> _AIM_
Make an exact copy of the records, with the images left out.

> _PROVIDED RECORDS_
- - -

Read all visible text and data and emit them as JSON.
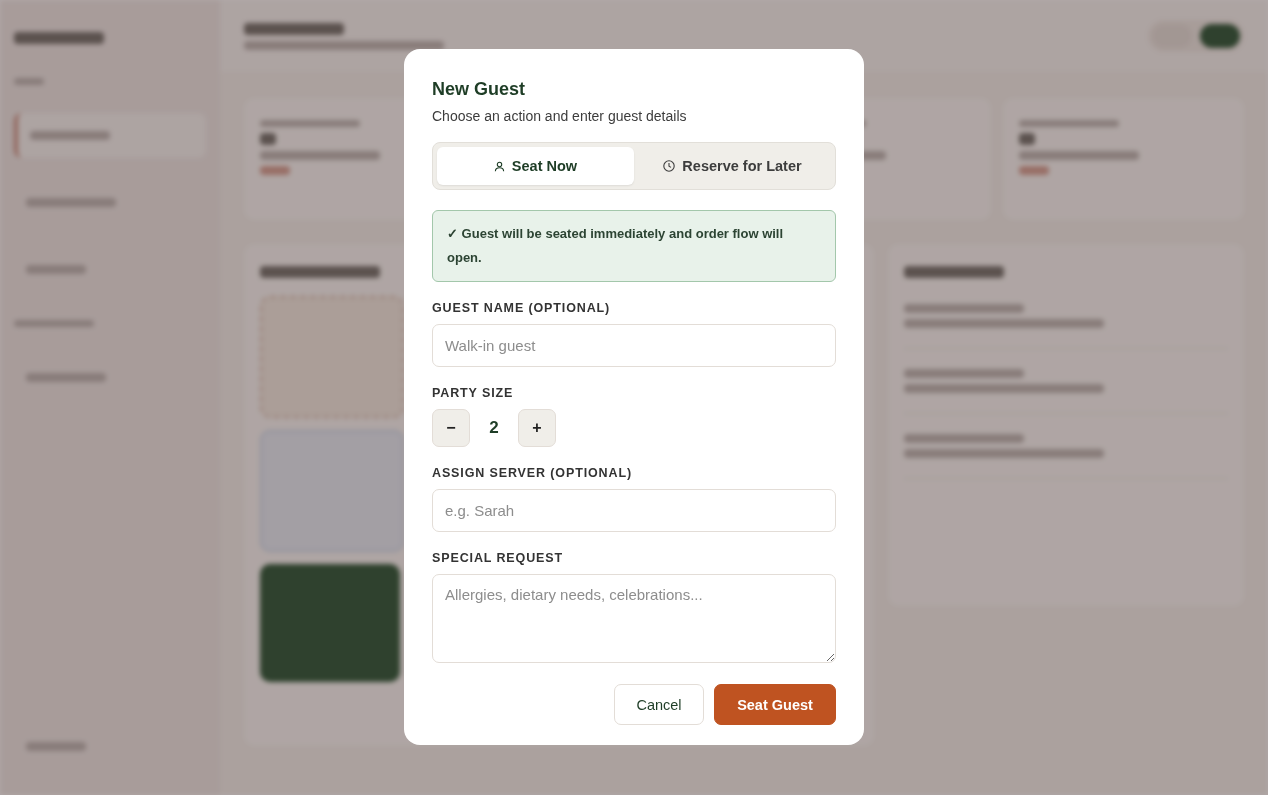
{
  "dialog": {
    "title": "New Guest",
    "subtitle": "Choose an action and enter guest details",
    "modes": [
      {
        "label": "Seat Now",
        "kind": "now",
        "selected": true
      },
      {
        "label": "Reserve for Later",
        "kind": "later",
        "selected": false
      }
    ],
    "notice": "✓ Guest will be seated immediately and order flow will open.",
    "fields": [
      {
        "kind": "text",
        "label": "GUEST NAME (OPTIONAL)",
        "placeholder": "Walk-in guest"
      },
      {
        "kind": "stepper",
        "label": "PARTY SIZE",
        "value": "2",
        "decrement": "−",
        "increment": "+"
      },
      {
        "kind": "text",
        "label": "ASSIGN SERVER (OPTIONAL)",
        "placeholder": "e.g. Sarah"
      },
      {
        "kind": "textarea",
        "label": "SPECIAL REQUEST",
        "placeholder": "Allergies, dietary needs, celebrations..."
      }
    ],
    "buttons": [
      {
        "kind": "secondary",
        "label": "Cancel"
      },
      {
        "kind": "primary",
        "label": "Seat Guest"
      }
    ]
  }
}
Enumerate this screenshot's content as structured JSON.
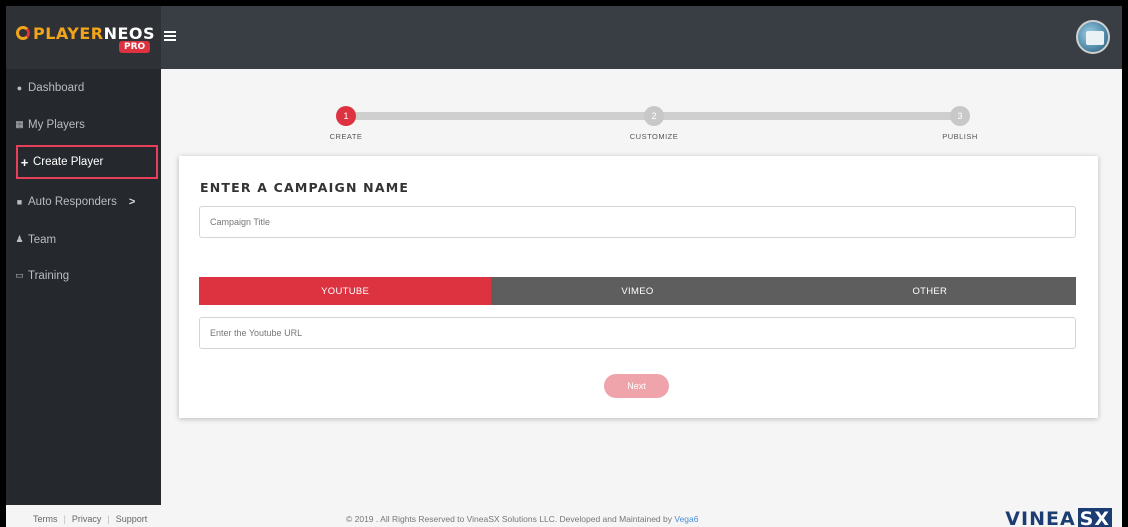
{
  "app": {
    "logo_prefix": "PLAYER",
    "logo_suffix": "NEOS",
    "badge": "PRO"
  },
  "sidebar": {
    "items": [
      {
        "label": "Dashboard",
        "icon": "dashboard-icon"
      },
      {
        "label": "My Players",
        "icon": "table-icon"
      },
      {
        "label": "Create Player",
        "icon": "plus-icon",
        "active": true
      },
      {
        "label": "Auto Responders",
        "icon": "folder-icon",
        "chevron": ">"
      },
      {
        "label": "Team",
        "icon": "team-icon"
      },
      {
        "label": "Training",
        "icon": "monitor-icon"
      }
    ]
  },
  "stepper": {
    "steps": [
      {
        "number": "1",
        "label": "CREATE",
        "status": "active"
      },
      {
        "number": "2",
        "label": "CUSTOMIZE",
        "status": "inactive"
      },
      {
        "number": "3",
        "label": "PUBLISH",
        "status": "inactive"
      }
    ]
  },
  "form": {
    "title": "ENTER A CAMPAIGN NAME",
    "campaign_placeholder": "Campaign Title",
    "tabs": [
      {
        "label": "YOUTUBE",
        "selected": true
      },
      {
        "label": "VIMEO",
        "selected": false
      },
      {
        "label": "OTHER",
        "selected": false
      }
    ],
    "url_placeholder": "Enter the Youtube URL",
    "next_label": "Next"
  },
  "footer": {
    "links": [
      "Terms",
      "Privacy",
      "Support"
    ],
    "copyright": "© 2019 . All Rights Reserved to VineaSX Solutions LLC. Developed and Maintained by ",
    "developer": "Vega6",
    "brand_prefix": "VINEA",
    "brand_box": "SX"
  },
  "colors": {
    "accent": "#dd3340",
    "tab_inactive": "#5e5e5e",
    "sidebar_bg": "#25282d",
    "topbar_bg": "#393d44",
    "step_inactive": "#c8c8c8"
  }
}
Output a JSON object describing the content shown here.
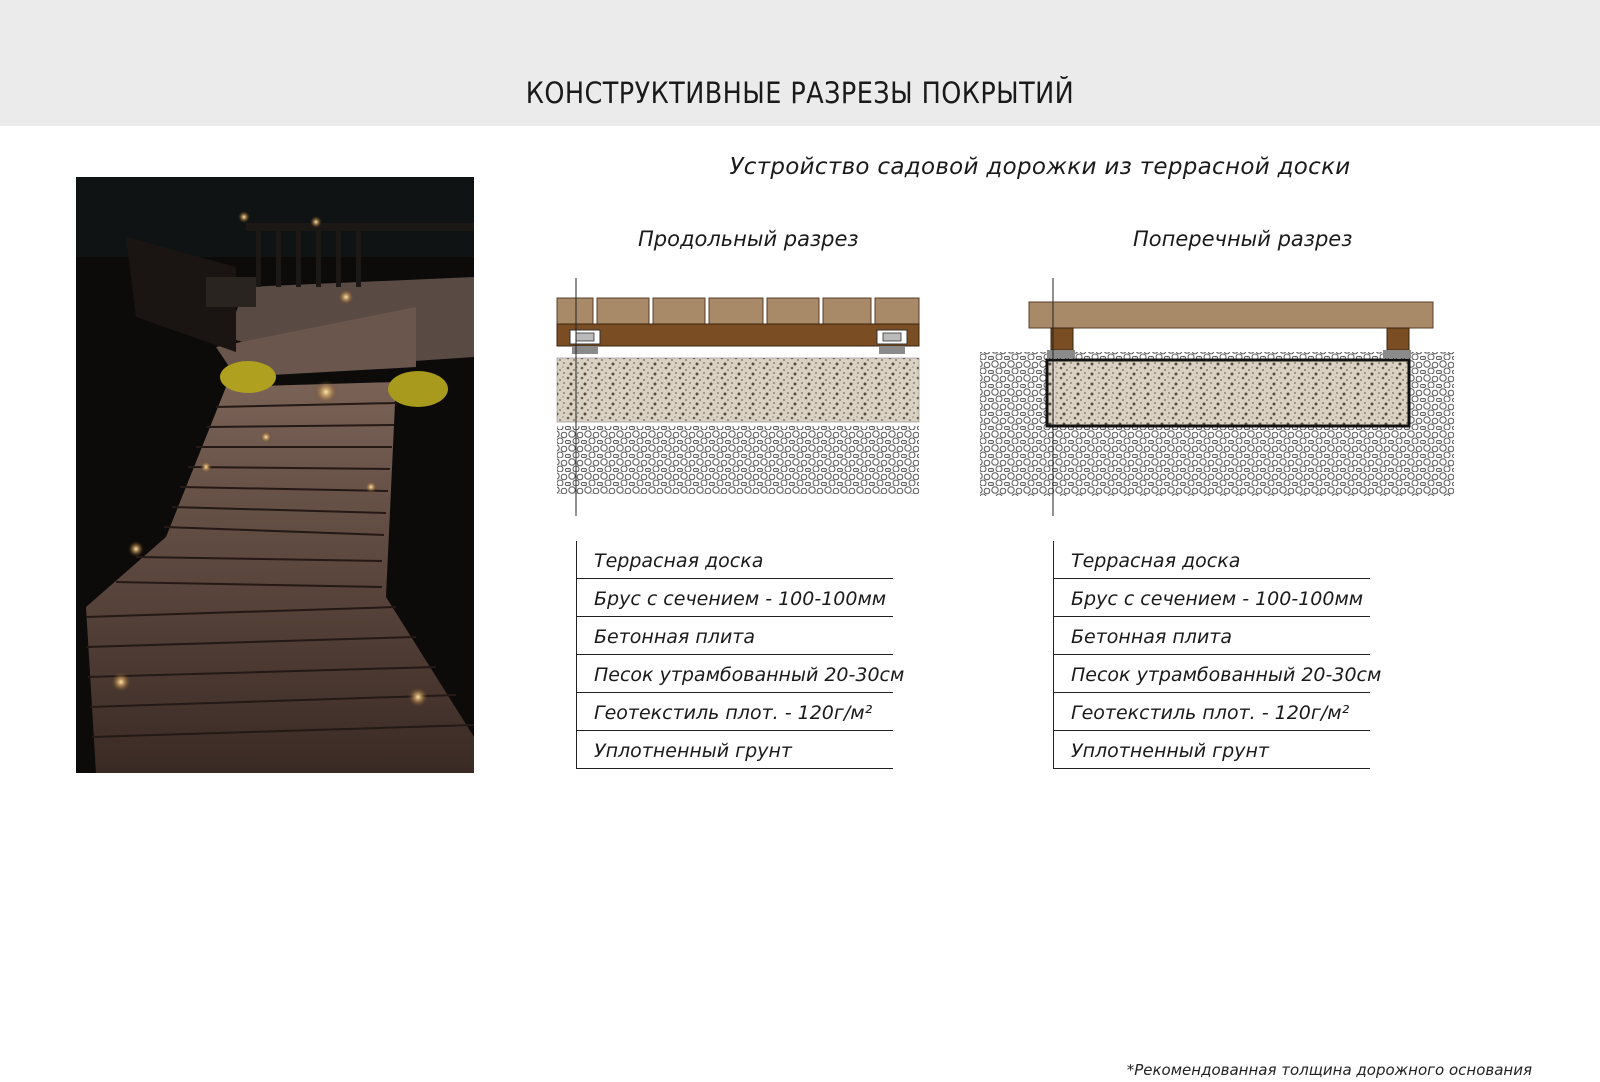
{
  "header": {
    "title": "КОНСТРУКТИВНЫЕ РАЗРЕЗЫ ПОКРЫТИЙ"
  },
  "main": {
    "subtitle": "Устройство садовой дорожки из террасной доски",
    "sections": [
      {
        "title": "Продольный разрез",
        "layers": [
          "Террасная доска",
          "Брус с сечением - 100-100мм",
          "Бетонная плита",
          "Песок утрамбованный 20-30см",
          "Геотекстиль плот. - 120г/м²",
          "Уплотненный грунт"
        ]
      },
      {
        "title": "Поперечный разрез",
        "layers": [
          "Террасная доска",
          "Брус с сечением - 100-100мм",
          "Бетонная плита",
          "Песок утрамбованный 20-30см",
          "Геотекстиль плот. - 120г/м²",
          "Уплотненный грунт"
        ]
      }
    ]
  },
  "footer": {
    "note": "*Рекомендованная толщина дорожного основания"
  },
  "colors": {
    "header_bg": "#ebebeb",
    "board_light": "#a88968",
    "beam_dark": "#7a4e22",
    "concrete_gray": "#8a8a8a"
  }
}
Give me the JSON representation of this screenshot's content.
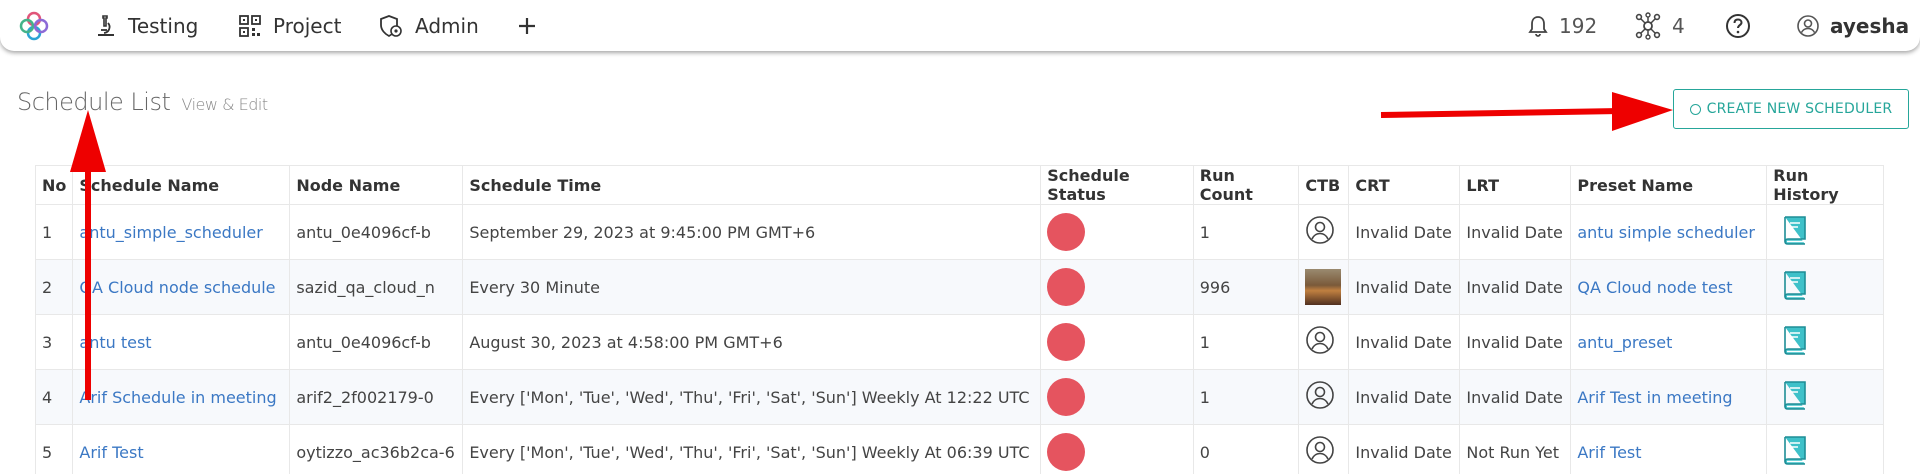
{
  "nav": {
    "items": [
      {
        "label": "Testing",
        "icon": "microscope-icon"
      },
      {
        "label": "Project",
        "icon": "qr-grid-icon"
      },
      {
        "label": "Admin",
        "icon": "admin-shield-icon"
      }
    ],
    "add_icon": "plus-icon",
    "notifications_count": "192",
    "nodes_count": "4",
    "help_icon": "help-icon",
    "username": "ayesha"
  },
  "page": {
    "title": "Schedule List",
    "subtitle": "View & Edit",
    "create_button": "CREATE NEW SCHEDULER"
  },
  "table": {
    "headers": [
      "No",
      "Schedule Name",
      "Node Name",
      "Schedule Time",
      "Schedule Status",
      "Run Count",
      "CTB",
      "CRT",
      "LRT",
      "Preset Name",
      "Run History"
    ],
    "rows": [
      {
        "no": "1",
        "name": "antu_simple_scheduler",
        "node": "antu_0e4096cf-b",
        "time": "September 29, 2023 at 9:45:00 PM GMT+6",
        "status_color": "#e5545f",
        "run_count": "1",
        "ctb": "user-icon",
        "crt": "Invalid Date",
        "lrt": "Invalid Date",
        "preset": "antu simple scheduler"
      },
      {
        "no": "2",
        "name": "QA Cloud node schedule",
        "node": "sazid_qa_cloud_n",
        "time": "Every 30 Minute",
        "status_color": "#e5545f",
        "run_count": "996",
        "ctb": "avatar-photo",
        "crt": "Invalid Date",
        "lrt": "Invalid Date",
        "preset": "QA Cloud node test"
      },
      {
        "no": "3",
        "name": "antu test",
        "node": "antu_0e4096cf-b",
        "time": "August 30, 2023 at 4:58:00 PM GMT+6",
        "status_color": "#e5545f",
        "run_count": "1",
        "ctb": "user-icon",
        "crt": "Invalid Date",
        "lrt": "Invalid Date",
        "preset": "antu_preset"
      },
      {
        "no": "4",
        "name": "Arif Schedule in meeting",
        "node": "arif2_2f002179-0",
        "time": "Every ['Mon', 'Tue', 'Wed', 'Thu', 'Fri', 'Sat', 'Sun'] Weekly At 12:22 UTC",
        "status_color": "#e5545f",
        "run_count": "1",
        "ctb": "user-icon",
        "crt": "Invalid Date",
        "lrt": "Invalid Date",
        "preset": "Arif Test in meeting"
      },
      {
        "no": "5",
        "name": "Arif Test",
        "node": "oytizzo_ac36b2ca-6",
        "time": "Every ['Mon', 'Tue', 'Wed', 'Thu', 'Fri', 'Sat', 'Sun'] Weekly At 06:39 UTC",
        "status_color": "#e5545f",
        "run_count": "0",
        "ctb": "user-icon",
        "crt": "Invalid Date",
        "lrt": "Not Run Yet",
        "preset": "Arif Test"
      }
    ]
  },
  "colors": {
    "accent": "#26a69a",
    "link": "#3b78c4",
    "status_red": "#e5545f",
    "annotation_arrow": "#ee0000"
  }
}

- - -

> _CORRECT OUTPUT_
Read all visible text and data and emit them as JSON.
{
  "dialog": {
    "title": "New Guest",
    "subtitle": "Choose an action and enter guest details",
    "modes": [
      {
        "label": "Seat Now",
        "kind": "now",
        "selected": true
      },
      {
        "label": "Reserve for Later",
        "kind": "later",
        "selected": false
      }
    ],
    "notice": "✓ Guest will be seated immediately and order flow will open.",
    "fields": [
      {
        "kind": "text",
        "label": "GUEST NAME (OPTIONAL)",
        "placeholder": "Walk-in guest"
      },
      {
        "kind": "stepper",
        "label": "PARTY SIZE",
        "value": "2",
        "decrement": "−",
        "increment": "+"
      },
      {
        "kind": "text",
        "label": "ASSIGN SERVER (OPTIONAL)",
        "placeholder": "e.g. Sarah"
      },
      {
        "kind": "textarea",
        "label": "SPECIAL REQUEST",
        "placeholder": "Allergies, dietary needs, celebrations..."
      }
    ],
    "buttons": [
      {
        "kind": "secondary",
        "label": "Cancel"
      },
      {
        "kind": "primary",
        "label": "Seat Guest"
      }
    ]
  }
}
Enumerate this screenshot's content as structured JSON.
{
  "app": {
    "logo_prefix": "PLAYER",
    "logo_suffix": "NEOS",
    "badge": "PRO"
  },
  "sidebar": {
    "items": [
      {
        "label": "Dashboard",
        "icon": "dashboard-icon"
      },
      {
        "label": "My Players",
        "icon": "table-icon"
      },
      {
        "label": "Create Player",
        "icon": "plus-icon",
        "active": true
      },
      {
        "label": "Auto Responders",
        "icon": "folder-icon",
        "chevron": ">"
      },
      {
        "label": "Team",
        "icon": "team-icon"
      },
      {
        "label": "Training",
        "icon": "monitor-icon"
      }
    ]
  },
  "stepper": {
    "steps": [
      {
        "number": "1",
        "label": "CREATE",
        "status": "active"
      },
      {
        "number": "2",
        "label": "CUSTOMIZE",
        "status": "inactive"
      },
      {
        "number": "3",
        "label": "PUBLISH",
        "status": "inactive"
      }
    ]
  },
  "form": {
    "title": "ENTER A CAMPAIGN NAME",
    "campaign_placeholder": "Campaign Title",
    "tabs": [
      {
        "label": "YOUTUBE",
        "selected": true
      },
      {
        "label": "VIMEO",
        "selected": false
      },
      {
        "label": "OTHER",
        "selected": false
      }
    ],
    "url_placeholder": "Enter the Youtube URL",
    "next_label": "Next"
  },
  "footer": {
    "links": [
      "Terms",
      "Privacy",
      "Support"
    ],
    "copyright": "© 2019 . All Rights Reserved to VineaSX Solutions LLC. Developed and Maintained by ",
    "developer": "Vega6",
    "brand_prefix": "VINEA",
    "brand_box": "SX"
  },
  "colors": {
    "accent": "#dd3340",
    "tab_inactive": "#5e5e5e",
    "sidebar_bg": "#25282d",
    "topbar_bg": "#393d44",
    "step_inactive": "#c8c8c8"
  }
}
Output a JSON object describing the content shown here.
{
  "header": {
    "title": "КОНСТРУКТИВНЫЕ РАЗРЕЗЫ ПОКРЫТИЙ"
  },
  "main": {
    "subtitle": "Устройство садовой дорожки из террасной доски",
    "sections": [
      {
        "title": "Продольный разрез",
        "layers": [
          "Террасная доска",
          "Брус с сечением - 100-100мм",
          "Бетонная плита",
          "Песок утрамбованный 20-30см",
          "Геотекстиль плот. - 120г/м²",
          "Уплотненный грунт"
        ]
      },
      {
        "title": "Поперечный разрез",
        "layers": [
          "Террасная доска",
          "Брус с сечением - 100-100мм",
          "Бетонная плита",
          "Песок утрамбованный 20-30см",
          "Геотекстиль плот. - 120г/м²",
          "Уплотненный грунт"
        ]
      }
    ]
  },
  "footer": {
    "note": "*Рекомендованная толщина дорожного основания"
  },
  "colors": {
    "header_bg": "#ebebeb",
    "board_light": "#a88968",
    "beam_dark": "#7a4e22",
    "concrete_gray": "#8a8a8a"
  }
}
Give me the JSON representation of this screenshot's content.
{
  "nav": {
    "items": [
      {
        "label": "Testing",
        "icon": "microscope-icon"
      },
      {
        "label": "Project",
        "icon": "qr-grid-icon"
      },
      {
        "label": "Admin",
        "icon": "admin-shield-icon"
      }
    ],
    "add_icon": "plus-icon",
    "notifications_count": "192",
    "nodes_count": "4",
    "help_icon": "help-icon",
    "username": "ayesha"
  },
  "page": {
    "title": "Schedule List",
    "subtitle": "View & Edit",
    "create_button": "CREATE NEW SCHEDULER"
  },
  "table": {
    "headers": [
      "No",
      "Schedule Name",
      "Node Name",
      "Schedule Time",
      "Schedule Status",
      "Run Count",
      "CTB",
      "CRT",
      "LRT",
      "Preset Name",
      "Run History"
    ],
    "rows": [
      {
        "no": "1",
        "name": "antu_simple_scheduler",
        "node": "antu_0e4096cf-b",
        "time": "September 29, 2023 at 9:45:00 PM GMT+6",
        "status_color": "#e5545f",
        "run_count": "1",
        "ctb": "user-icon",
        "crt": "Invalid Date",
        "lrt": "Invalid Date",
        "preset": "antu simple scheduler"
      },
      {
        "no": "2",
        "name": "QA Cloud node schedule",
        "node": "sazid_qa_cloud_n",
        "time": "Every 30 Minute",
        "status_color": "#e5545f",
        "run_count": "996",
        "ctb": "avatar-photo",
        "crt": "Invalid Date",
        "lrt": "Invalid Date",
        "preset": "QA Cloud node test"
      },
      {
        "no": "3",
        "name": "antu test",
        "node": "antu_0e4096cf-b",
        "time": "August 30, 2023 at 4:58:00 PM GMT+6",
        "status_color": "#e5545f",
        "run_count": "1",
        "ctb": "user-icon",
        "crt": "Invalid Date",
        "lrt": "Invalid Date",
        "preset": "antu_preset"
      },
      {
        "no": "4",
        "name": "Arif Schedule in meeting",
        "node": "arif2_2f002179-0",
        "time": "Every ['Mon', 'Tue', 'Wed', 'Thu', 'Fri', 'Sat', 'Sun'] Weekly At 12:22 UTC",
        "status_color": "#e5545f",
        "run_count": "1",
        "ctb": "user-icon",
        "crt": "Invalid Date",
        "lrt": "Invalid Date",
        "preset": "Arif Test in meeting"
      },
      {
        "no": "5",
        "name": "Arif Test",
        "node": "oytizzo_ac36b2ca-6",
        "time": "Every ['Mon', 'Tue', 'Wed', 'Thu', 'Fri', 'Sat', 'Sun'] Weekly At 06:39 UTC",
        "status_color": "#e5545f",
        "run_count": "0",
        "ctb": "user-icon",
        "crt": "Invalid Date",
        "lrt": "Not Run Yet",
        "preset": "Arif Test"
      }
    ]
  },
  "colors": {
    "accent": "#26a69a",
    "link": "#3b78c4",
    "status_red": "#e5545f",
    "annotation_arrow": "#ee0000"
  }
}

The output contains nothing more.